#### Short exercise
In the copy, include every entry exactly but none of the images.

# # # # # # #

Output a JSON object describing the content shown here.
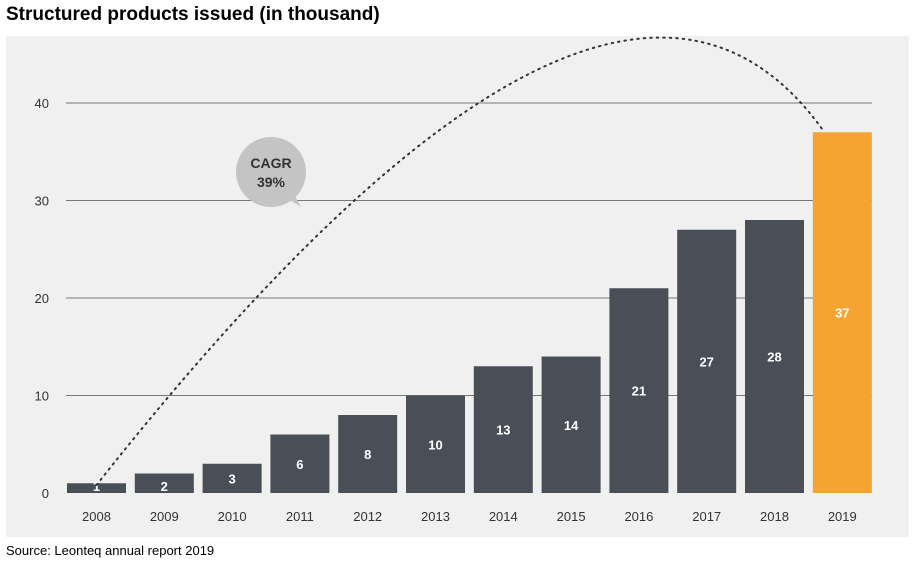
{
  "title": "Structured products issued (in thousand)",
  "source": "Source: Leonteq annual report 2019",
  "annotation": {
    "line1": "CAGR",
    "line2": "39%"
  },
  "colors": {
    "bar": "#4a4f57",
    "highlight": "#f5a431",
    "grid": "#777777",
    "bubble": "#c4c4c4",
    "panel": "#f0f0f0"
  },
  "chart_data": {
    "type": "bar",
    "title": "Structured products issued (in thousand)",
    "categories": [
      "2008",
      "2009",
      "2010",
      "2011",
      "2012",
      "2013",
      "2014",
      "2015",
      "2016",
      "2017",
      "2018",
      "2019"
    ],
    "values": [
      1,
      2,
      3,
      6,
      8,
      10,
      13,
      14,
      21,
      27,
      28,
      37
    ],
    "value_labels": [
      "1",
      "2",
      "3",
      "6",
      "8",
      "10",
      "13",
      "14",
      "21",
      "27",
      "28",
      "37"
    ],
    "highlight_index": 11,
    "yticks": [
      0,
      10,
      20,
      30,
      40
    ],
    "ylim": [
      0,
      45
    ],
    "grid": true
  }
}
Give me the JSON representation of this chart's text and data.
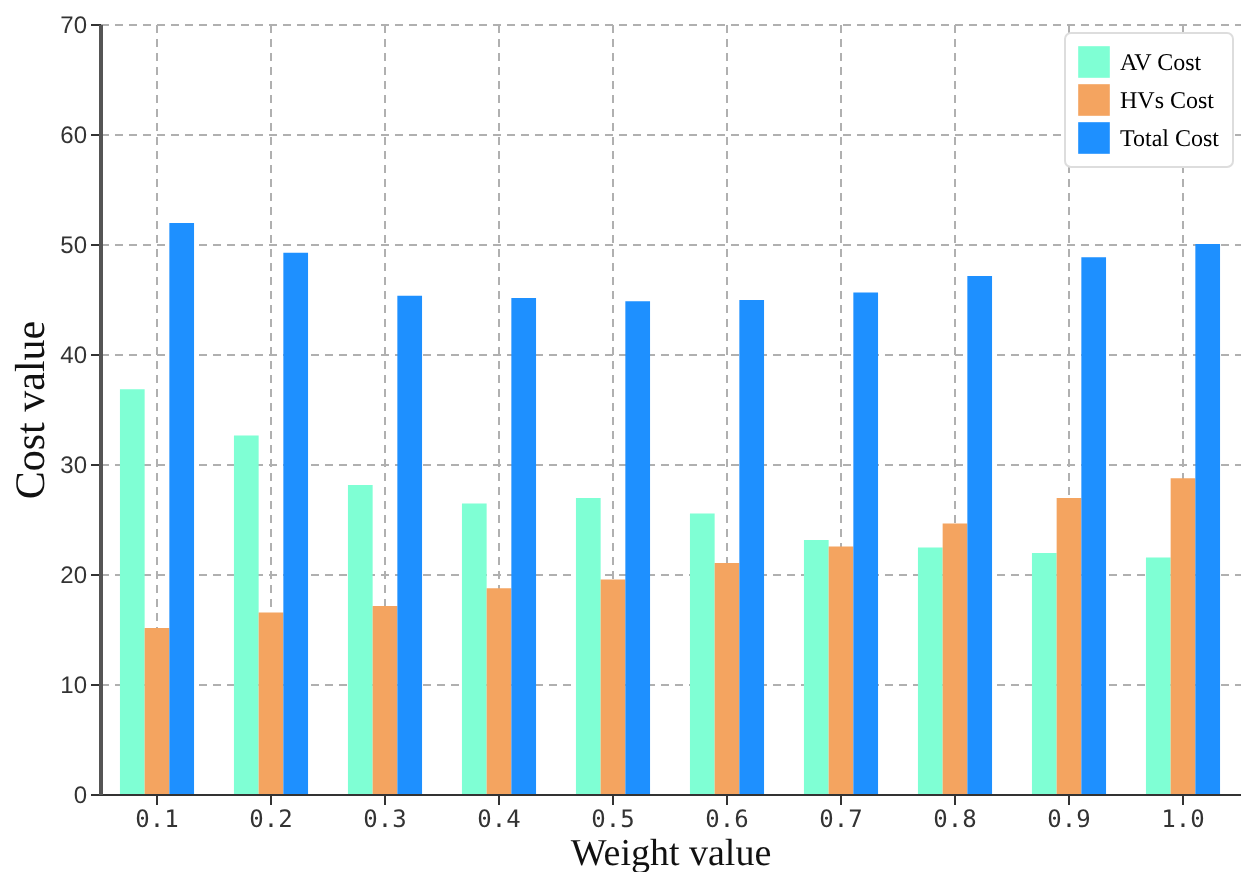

# # # # # # #

#### Exercise result
Output a JSON object describing the content shown here.
{
  "title": "Structured products issued (in thousand)",
  "source": "Source: Leonteq annual report 2019",
  "annotation": {
    "line1": "CAGR",
    "line2": "39%"
  },
  "colors": {
    "bar": "#4a4f57",
    "highlight": "#f5a431",
    "grid": "#777777",
    "bubble": "#c4c4c4",
    "panel": "#f0f0f0"
  },
  "chart_data": {
    "type": "bar",
    "title": "Structured products issued (in thousand)",
    "categories": [
      "2008",
      "2009",
      "2010",
      "2011",
      "2012",
      "2013",
      "2014",
      "2015",
      "2016",
      "2017",
      "2018",
      "2019"
    ],
    "values": [
      1,
      2,
      3,
      6,
      8,
      10,
      13,
      14,
      21,
      27,
      28,
      37
    ],
    "value_labels": [
      "1",
      "2",
      "3",
      "6",
      "8",
      "10",
      "13",
      "14",
      "21",
      "27",
      "28",
      "37"
    ],
    "highlight_index": 11,
    "yticks": [
      0,
      10,
      20,
      30,
      40
    ],
    "ylim": [
      0,
      45
    ],
    "grid": true
  }
}
Give me the JSON representation of this chart's text and data.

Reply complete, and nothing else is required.